# [WRITTEN PROBLEM]
Write out the data again in full, exactly as it reads.

# # # # #

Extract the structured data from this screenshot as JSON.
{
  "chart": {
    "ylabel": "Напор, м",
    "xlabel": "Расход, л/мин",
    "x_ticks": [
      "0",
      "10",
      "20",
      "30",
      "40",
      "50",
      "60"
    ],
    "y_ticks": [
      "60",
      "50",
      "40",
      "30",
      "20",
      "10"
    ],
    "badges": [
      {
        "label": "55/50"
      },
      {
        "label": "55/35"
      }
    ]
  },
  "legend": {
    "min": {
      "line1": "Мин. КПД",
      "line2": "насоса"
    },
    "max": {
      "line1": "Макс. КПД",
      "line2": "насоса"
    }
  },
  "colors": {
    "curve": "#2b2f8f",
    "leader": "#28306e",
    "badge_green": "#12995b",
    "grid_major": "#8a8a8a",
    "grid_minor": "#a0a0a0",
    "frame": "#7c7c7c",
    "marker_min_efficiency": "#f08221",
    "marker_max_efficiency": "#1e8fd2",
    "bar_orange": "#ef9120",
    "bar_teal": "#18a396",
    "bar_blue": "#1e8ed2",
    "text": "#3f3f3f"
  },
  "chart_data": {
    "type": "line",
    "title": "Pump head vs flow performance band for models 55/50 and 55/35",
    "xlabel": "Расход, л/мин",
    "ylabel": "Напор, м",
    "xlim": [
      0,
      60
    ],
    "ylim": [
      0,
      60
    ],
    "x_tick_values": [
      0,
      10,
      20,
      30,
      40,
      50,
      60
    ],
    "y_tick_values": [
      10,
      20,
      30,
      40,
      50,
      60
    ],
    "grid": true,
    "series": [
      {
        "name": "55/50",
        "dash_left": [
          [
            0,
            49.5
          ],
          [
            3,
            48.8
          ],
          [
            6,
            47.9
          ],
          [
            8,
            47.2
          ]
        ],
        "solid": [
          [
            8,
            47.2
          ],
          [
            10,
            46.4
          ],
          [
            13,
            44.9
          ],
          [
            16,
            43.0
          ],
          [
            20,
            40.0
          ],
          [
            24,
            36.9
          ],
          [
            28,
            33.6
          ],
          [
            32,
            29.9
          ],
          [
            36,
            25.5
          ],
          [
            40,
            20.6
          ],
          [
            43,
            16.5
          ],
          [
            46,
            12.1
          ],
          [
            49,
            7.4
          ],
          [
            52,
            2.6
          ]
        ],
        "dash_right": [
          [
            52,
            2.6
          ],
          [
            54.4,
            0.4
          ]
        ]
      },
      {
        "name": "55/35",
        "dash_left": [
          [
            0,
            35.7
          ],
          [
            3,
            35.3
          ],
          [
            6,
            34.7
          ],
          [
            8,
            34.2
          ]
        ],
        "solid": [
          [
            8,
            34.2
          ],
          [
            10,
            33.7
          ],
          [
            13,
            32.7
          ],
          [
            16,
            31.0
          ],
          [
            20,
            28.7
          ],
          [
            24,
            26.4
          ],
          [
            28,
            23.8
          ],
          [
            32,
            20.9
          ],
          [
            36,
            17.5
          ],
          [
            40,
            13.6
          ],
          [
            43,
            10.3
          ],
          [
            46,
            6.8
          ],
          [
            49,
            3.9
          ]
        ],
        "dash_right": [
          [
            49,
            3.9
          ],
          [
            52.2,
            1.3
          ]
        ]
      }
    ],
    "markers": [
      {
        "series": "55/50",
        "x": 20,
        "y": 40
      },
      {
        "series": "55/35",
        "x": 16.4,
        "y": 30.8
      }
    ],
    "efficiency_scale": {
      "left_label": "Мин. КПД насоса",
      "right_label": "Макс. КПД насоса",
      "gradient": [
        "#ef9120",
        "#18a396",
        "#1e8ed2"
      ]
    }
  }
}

# # # # #

# [RESPONSE TO THIS TASK]
Extract the structured data from this screenshot as JSON.
{
  "chart": {
    "ylabel": "Напор, м",
    "xlabel": "Расход, л/мин",
    "x_ticks": [
      "0",
      "10",
      "20",
      "30",
      "40",
      "50",
      "60"
    ],
    "y_ticks": [
      "60",
      "50",
      "40",
      "30",
      "20",
      "10"
    ],
    "badges": [
      {
        "label": "55/50"
      },
      {
        "label": "55/35"
      }
    ]
  },
  "legend": {
    "min": {
      "line1": "Мин. КПД",
      "line2": "насоса"
    },
    "max": {
      "line1": "Макс. КПД",
      "line2": "насоса"
    }
  },
  "colors": {
    "curve": "#2b2f8f",
    "leader": "#28306e",
    "badge_green": "#12995b",
    "grid_major": "#8a8a8a",
    "grid_minor": "#a0a0a0",
    "frame": "#7c7c7c",
    "marker_min_efficiency": "#f08221",
    "marker_max_efficiency": "#1e8fd2",
    "bar_orange": "#ef9120",
    "bar_teal": "#18a396",
    "bar_blue": "#1e8ed2",
    "text": "#3f3f3f"
  },
  "chart_data": {
    "type": "line",
    "title": "Pump head vs flow performance band for models 55/50 and 55/35",
    "xlabel": "Расход, л/мин",
    "ylabel": "Напор, м",
    "xlim": [
      0,
      60
    ],
    "ylim": [
      0,
      60
    ],
    "x_tick_values": [
      0,
      10,
      20,
      30,
      40,
      50,
      60
    ],
    "y_tick_values": [
      10,
      20,
      30,
      40,
      50,
      60
    ],
    "grid": true,
    "series": [
      {
        "name": "55/50",
        "dash_left": [
          [
            0,
            49.5
          ],
          [
            3,
            48.8
          ],
          [
            6,
            47.9
          ],
          [
            8,
            47.2
          ]
        ],
        "solid": [
          [
            8,
            47.2
          ],
          [
            10,
            46.4
          ],
          [
            13,
            44.9
          ],
          [
            16,
            43.0
          ],
          [
            20,
            40.0
          ],
          [
            24,
            36.9
          ],
          [
            28,
            33.6
          ],
          [
            32,
            29.9
          ],
          [
            36,
            25.5
          ],
          [
            40,
            20.6
          ],
          [
            43,
            16.5
          ],
          [
            46,
            12.1
          ],
          [
            49,
            7.4
          ],
          [
            52,
            2.6
          ]
        ],
        "dash_right": [
          [
            52,
            2.6
          ],
          [
            54.4,
            0.4
          ]
        ]
      },
      {
        "name": "55/35",
        "dash_left": [
          [
            0,
            35.7
          ],
          [
            3,
            35.3
          ],
          [
            6,
            34.7
          ],
          [
            8,
            34.2
          ]
        ],
        "solid": [
          [
            8,
            34.2
          ],
          [
            10,
            33.7
          ],
          [
            13,
            32.7
          ],
          [
            16,
            31.0
          ],
          [
            20,
            28.7
          ],
          [
            24,
            26.4
          ],
          [
            28,
            23.8
          ],
          [
            32,
            20.9
          ],
          [
            36,
            17.5
          ],
          [
            40,
            13.6
          ],
          [
            43,
            10.3
          ],
          [
            46,
            6.8
          ],
          [
            49,
            3.9
          ]
        ],
        "dash_right": [
          [
            49,
            3.9
          ],
          [
            52.2,
            1.3
          ]
        ]
      }
    ],
    "markers": [
      {
        "series": "55/50",
        "x": 20,
        "y": 40
      },
      {
        "series": "55/35",
        "x": 16.4,
        "y": 30.8
      }
    ],
    "efficiency_scale": {
      "left_label": "Мин. КПД насоса",
      "right_label": "Макс. КПД насоса",
      "gradient": [
        "#ef9120",
        "#18a396",
        "#1e8ed2"
      ]
    }
  }
}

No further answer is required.